> [Data entries]
════

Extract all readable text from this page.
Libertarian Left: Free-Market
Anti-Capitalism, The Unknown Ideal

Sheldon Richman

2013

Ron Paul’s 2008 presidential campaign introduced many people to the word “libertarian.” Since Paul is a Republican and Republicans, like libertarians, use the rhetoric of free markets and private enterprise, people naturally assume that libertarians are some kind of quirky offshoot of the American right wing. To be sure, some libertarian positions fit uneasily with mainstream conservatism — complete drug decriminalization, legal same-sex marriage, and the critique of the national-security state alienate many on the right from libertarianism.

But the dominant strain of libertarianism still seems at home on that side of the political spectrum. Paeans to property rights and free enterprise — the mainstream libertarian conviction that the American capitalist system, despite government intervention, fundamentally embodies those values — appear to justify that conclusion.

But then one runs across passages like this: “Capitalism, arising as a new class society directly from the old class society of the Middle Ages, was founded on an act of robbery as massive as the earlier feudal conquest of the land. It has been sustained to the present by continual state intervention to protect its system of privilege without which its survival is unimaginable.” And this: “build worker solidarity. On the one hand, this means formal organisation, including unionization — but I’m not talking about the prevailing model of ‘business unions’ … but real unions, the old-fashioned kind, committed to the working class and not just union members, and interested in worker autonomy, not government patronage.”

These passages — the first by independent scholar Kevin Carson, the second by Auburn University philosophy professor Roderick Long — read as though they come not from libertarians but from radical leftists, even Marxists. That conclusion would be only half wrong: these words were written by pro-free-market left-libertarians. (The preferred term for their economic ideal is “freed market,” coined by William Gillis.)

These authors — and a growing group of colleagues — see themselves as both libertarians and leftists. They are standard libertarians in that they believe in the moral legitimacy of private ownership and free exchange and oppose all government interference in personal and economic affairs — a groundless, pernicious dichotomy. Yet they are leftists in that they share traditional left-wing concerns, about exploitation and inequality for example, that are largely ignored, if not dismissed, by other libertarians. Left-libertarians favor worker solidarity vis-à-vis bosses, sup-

════

Recite the full listing above exactly.

Extract all readable text from this page.
Libertarian Left: Free-Market
Anti-Capitalism, The Unknown Ideal

Sheldon Richman

2013

Ron Paul’s 2008 presidential campaign introduced many people to the word “libertarian.” Since Paul is a Republican and Republicans, like libertarians, use the rhetoric of free markets and private enterprise, people naturally assume that libertarians are some kind of quirky offshoot of the American right wing. To be sure, some libertarian positions fit uneasily with mainstream conservatism — complete drug decriminalization, legal same-sex marriage, and the critique of the national-security state alienate many on the right from libertarianism.

But the dominant strain of libertarianism still seems at home on that side of the political spectrum. Paeans to property rights and free enterprise — the mainstream libertarian conviction that the American capitalist system, despite government intervention, fundamentally embodies those values — appear to justify that conclusion.

But then one runs across passages like this: “Capitalism, arising as a new class society directly from the old class society of the Middle Ages, was founded on an act of robbery as massive as the earlier feudal conquest of the land. It has been sustained to the present by continual state intervention to protect its system of privilege without which its survival is unimaginable.” And this: “build worker solidarity. On the one hand, this means formal organisation, including unionization — but I’m not talking about the prevailing model of ‘business unions’ … but real unions, the old-fashioned kind, committed to the working class and not just union members, and interested in worker autonomy, not government patronage.”

These passages — the first by independent scholar Kevin Carson, the second by Auburn University philosophy professor Roderick Long — read as though they come not from libertarians but from radical leftists, even Marxists. That conclusion would be only half wrong: these words were written by pro-free-market left-libertarians. (The preferred term for their economic ideal is “freed market,” coined by William Gillis.)

These authors — and a growing group of colleagues — see themselves as both libertarians and leftists. They are standard libertarians in that they believe in the moral legitimacy of private ownership and free exchange and oppose all government interference in personal and economic affairs — a groundless, pernicious dichotomy. Yet they are leftists in that they share traditional left-wing concerns, about exploitation and inequality for example, that are largely ignored, if not dismissed, by other libertarians. Left-libertarians favor worker solidarity vis-à-vis bosses, sup-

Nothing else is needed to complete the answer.